### Material provided:
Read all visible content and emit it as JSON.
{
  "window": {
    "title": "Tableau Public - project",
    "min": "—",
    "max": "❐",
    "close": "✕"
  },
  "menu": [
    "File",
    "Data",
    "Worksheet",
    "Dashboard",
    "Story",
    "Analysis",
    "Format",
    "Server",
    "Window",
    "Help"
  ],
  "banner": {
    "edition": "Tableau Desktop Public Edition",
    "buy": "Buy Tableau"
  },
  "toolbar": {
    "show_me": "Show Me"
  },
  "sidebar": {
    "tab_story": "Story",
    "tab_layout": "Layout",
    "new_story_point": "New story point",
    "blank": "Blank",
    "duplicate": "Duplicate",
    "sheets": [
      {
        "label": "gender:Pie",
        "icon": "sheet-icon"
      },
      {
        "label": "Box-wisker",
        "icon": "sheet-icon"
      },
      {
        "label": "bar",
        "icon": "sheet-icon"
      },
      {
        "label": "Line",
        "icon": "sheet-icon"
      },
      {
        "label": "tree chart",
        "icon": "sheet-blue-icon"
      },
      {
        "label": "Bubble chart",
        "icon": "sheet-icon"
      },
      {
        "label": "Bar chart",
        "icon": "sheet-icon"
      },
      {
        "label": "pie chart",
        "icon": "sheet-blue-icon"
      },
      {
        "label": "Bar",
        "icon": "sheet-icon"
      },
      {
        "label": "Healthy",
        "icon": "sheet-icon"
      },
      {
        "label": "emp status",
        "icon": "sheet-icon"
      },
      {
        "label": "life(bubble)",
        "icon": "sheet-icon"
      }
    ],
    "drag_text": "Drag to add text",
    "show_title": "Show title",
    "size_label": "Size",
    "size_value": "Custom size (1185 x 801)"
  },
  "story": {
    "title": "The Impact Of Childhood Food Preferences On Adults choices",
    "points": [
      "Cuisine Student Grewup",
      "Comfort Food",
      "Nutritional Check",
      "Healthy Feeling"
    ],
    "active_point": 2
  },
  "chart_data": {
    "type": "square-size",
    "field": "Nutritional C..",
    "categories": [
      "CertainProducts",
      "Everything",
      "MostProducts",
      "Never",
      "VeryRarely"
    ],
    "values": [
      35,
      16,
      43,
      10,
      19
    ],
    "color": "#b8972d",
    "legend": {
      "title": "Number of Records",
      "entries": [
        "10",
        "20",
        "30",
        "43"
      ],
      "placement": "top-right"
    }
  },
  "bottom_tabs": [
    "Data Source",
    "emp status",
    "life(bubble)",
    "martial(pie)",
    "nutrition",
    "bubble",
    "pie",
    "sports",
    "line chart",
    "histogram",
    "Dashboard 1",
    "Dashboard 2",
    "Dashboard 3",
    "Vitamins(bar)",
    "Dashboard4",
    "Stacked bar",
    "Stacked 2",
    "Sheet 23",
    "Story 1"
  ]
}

--

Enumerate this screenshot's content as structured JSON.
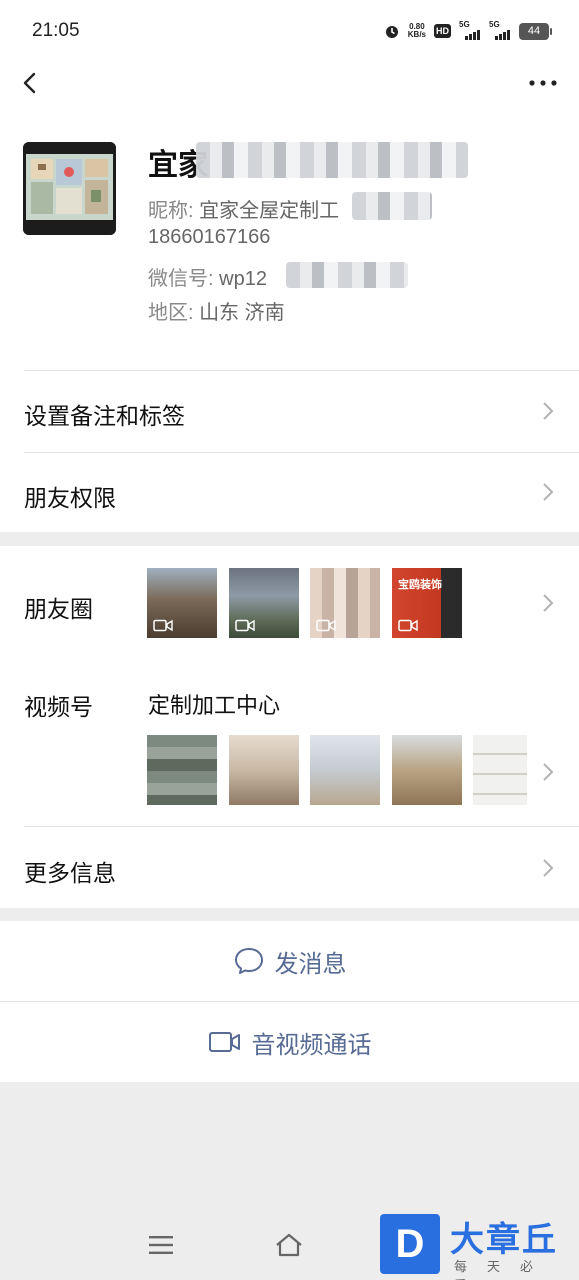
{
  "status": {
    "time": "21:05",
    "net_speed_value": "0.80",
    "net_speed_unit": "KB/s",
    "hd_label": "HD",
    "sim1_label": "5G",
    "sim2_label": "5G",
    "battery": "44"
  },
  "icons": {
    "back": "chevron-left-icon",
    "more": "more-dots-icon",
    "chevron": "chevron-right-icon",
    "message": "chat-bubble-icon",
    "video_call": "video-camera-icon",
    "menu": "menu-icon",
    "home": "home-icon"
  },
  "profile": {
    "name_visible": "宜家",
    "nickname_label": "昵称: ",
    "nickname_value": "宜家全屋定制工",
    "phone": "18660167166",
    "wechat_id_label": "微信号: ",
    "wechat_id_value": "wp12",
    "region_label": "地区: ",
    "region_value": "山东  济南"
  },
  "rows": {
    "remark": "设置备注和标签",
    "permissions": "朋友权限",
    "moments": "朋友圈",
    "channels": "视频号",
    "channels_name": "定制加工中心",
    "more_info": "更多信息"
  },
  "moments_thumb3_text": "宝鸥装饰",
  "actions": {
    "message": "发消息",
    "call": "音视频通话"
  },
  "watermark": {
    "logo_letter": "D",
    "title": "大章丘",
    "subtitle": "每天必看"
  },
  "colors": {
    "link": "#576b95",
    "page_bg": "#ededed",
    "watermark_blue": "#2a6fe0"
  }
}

### Direction:
Check each line above for "Public" and return the ones that have it.

### Expected output:
    "title": "Tableau Public - project",
    "edition": "Tableau Desktop Public Edition",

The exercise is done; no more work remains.